:: Task inputs ::

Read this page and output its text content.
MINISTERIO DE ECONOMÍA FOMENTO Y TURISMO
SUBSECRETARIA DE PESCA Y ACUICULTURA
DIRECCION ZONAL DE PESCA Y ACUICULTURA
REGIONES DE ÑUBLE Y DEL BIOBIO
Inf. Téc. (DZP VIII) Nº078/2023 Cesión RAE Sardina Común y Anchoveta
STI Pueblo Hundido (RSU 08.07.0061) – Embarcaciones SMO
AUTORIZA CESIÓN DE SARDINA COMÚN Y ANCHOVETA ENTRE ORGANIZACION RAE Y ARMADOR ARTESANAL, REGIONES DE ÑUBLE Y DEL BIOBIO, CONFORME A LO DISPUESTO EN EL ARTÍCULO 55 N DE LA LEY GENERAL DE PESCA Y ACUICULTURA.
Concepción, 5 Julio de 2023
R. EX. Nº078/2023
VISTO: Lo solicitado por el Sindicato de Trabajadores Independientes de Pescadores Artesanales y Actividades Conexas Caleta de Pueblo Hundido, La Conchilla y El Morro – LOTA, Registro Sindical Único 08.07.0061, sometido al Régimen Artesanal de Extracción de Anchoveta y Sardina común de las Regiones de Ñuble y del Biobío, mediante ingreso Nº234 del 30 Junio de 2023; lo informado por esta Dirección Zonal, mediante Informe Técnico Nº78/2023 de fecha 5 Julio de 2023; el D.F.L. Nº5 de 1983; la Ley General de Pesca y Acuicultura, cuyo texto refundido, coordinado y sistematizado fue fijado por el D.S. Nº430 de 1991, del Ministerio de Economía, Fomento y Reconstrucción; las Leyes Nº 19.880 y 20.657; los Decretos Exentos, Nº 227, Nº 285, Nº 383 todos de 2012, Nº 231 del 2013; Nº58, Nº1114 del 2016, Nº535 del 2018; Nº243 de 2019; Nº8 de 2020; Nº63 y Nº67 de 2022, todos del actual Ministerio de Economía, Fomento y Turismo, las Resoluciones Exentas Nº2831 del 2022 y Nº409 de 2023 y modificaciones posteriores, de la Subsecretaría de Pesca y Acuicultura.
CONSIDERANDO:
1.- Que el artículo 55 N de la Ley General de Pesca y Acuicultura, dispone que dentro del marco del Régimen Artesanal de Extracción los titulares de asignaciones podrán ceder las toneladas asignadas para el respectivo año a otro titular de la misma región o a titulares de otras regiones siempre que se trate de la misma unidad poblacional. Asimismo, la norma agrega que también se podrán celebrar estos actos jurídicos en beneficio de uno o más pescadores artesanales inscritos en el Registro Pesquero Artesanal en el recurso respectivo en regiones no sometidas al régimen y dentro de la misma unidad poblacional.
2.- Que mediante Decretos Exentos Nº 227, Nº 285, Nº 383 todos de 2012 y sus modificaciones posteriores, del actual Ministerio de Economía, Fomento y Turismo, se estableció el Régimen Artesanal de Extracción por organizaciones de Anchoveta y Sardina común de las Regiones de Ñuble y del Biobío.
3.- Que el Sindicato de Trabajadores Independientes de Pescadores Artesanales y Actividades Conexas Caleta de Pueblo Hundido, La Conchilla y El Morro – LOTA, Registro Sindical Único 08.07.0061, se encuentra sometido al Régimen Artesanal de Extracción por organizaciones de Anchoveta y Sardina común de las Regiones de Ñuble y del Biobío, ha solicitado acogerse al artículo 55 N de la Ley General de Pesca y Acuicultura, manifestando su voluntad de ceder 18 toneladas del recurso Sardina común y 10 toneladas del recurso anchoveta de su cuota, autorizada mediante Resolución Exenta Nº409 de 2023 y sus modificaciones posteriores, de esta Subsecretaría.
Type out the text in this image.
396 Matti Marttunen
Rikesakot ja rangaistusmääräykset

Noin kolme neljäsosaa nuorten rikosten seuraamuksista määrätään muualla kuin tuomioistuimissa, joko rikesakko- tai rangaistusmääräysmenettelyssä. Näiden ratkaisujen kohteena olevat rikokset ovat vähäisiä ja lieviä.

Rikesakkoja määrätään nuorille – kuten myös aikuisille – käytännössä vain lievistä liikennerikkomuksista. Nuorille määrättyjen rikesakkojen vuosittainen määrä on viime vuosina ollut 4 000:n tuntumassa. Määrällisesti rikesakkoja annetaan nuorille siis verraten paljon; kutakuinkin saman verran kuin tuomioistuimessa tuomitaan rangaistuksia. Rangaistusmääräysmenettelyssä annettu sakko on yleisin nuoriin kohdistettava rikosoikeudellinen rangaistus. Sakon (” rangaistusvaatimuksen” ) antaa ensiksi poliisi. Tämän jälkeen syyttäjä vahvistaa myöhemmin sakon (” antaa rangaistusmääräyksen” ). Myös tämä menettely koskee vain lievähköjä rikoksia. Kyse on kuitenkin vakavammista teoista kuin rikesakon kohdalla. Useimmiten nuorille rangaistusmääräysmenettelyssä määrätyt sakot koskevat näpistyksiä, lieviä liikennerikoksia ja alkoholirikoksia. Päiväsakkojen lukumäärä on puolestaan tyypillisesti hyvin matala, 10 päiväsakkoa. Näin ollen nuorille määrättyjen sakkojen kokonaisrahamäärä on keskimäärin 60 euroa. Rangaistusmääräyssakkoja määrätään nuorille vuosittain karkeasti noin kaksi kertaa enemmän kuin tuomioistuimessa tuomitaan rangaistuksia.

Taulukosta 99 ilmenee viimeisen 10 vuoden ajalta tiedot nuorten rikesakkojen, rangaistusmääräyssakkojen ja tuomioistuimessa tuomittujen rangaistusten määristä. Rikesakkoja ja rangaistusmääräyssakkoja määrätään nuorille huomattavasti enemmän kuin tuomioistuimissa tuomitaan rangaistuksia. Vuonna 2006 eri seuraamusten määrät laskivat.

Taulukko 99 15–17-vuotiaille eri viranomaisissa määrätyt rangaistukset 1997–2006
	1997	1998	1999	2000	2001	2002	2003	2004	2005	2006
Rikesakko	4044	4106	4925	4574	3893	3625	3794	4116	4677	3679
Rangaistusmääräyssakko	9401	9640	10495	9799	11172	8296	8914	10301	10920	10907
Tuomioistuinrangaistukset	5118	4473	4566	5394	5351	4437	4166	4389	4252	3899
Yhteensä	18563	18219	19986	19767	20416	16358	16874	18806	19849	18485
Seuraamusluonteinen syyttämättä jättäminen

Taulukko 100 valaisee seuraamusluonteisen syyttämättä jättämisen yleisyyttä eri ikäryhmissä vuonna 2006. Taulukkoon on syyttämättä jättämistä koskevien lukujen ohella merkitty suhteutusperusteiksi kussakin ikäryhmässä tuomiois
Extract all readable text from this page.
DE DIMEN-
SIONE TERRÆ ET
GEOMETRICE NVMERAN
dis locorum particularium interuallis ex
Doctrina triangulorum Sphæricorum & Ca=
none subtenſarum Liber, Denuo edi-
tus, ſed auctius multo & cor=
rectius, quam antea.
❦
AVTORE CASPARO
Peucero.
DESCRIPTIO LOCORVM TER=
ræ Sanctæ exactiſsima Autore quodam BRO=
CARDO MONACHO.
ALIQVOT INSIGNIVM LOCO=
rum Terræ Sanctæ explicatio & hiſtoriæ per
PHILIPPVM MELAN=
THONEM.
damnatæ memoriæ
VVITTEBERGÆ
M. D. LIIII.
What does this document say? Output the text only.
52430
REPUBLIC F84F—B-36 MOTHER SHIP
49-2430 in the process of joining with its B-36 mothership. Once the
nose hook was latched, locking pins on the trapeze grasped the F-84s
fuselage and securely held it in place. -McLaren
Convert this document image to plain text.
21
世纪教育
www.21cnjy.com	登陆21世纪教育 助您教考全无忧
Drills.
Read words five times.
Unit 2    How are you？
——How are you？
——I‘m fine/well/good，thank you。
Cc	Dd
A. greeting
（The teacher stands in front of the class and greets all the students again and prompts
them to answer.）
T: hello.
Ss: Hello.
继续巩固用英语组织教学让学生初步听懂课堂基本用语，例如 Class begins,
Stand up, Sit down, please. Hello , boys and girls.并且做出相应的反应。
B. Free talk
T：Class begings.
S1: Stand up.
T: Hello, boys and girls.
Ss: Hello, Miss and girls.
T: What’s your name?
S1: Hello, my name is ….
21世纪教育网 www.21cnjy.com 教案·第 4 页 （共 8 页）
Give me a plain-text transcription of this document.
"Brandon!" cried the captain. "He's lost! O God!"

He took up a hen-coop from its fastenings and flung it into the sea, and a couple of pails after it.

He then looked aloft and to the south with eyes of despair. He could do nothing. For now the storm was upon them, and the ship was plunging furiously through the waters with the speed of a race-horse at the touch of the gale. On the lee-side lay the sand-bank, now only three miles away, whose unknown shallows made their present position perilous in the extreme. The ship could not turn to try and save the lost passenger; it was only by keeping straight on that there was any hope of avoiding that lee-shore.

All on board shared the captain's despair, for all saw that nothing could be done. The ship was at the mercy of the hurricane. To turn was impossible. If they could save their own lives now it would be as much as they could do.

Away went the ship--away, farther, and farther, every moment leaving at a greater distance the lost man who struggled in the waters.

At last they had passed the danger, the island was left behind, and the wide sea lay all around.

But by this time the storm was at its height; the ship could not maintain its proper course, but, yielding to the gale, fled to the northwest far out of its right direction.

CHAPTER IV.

:::

What to produce: From the entries above, copy each line holding "Taulukko".

Answer to the exercise:
Taulukko 99 15–17-vuotiaille eri viranomaisissa määrätyt rangaistukset 1997–2006
Taulukko 100 valaisee seuraamusluonteisen syyttämättä jättämisen yleisyyttä eri ikäryhmissä vuonna 2006. Taulukkoon on syyttämättä jättämistä koskevien lukujen ohella merkitty suhteutusperusteiksi kussakin ikäryhmässä tuomiois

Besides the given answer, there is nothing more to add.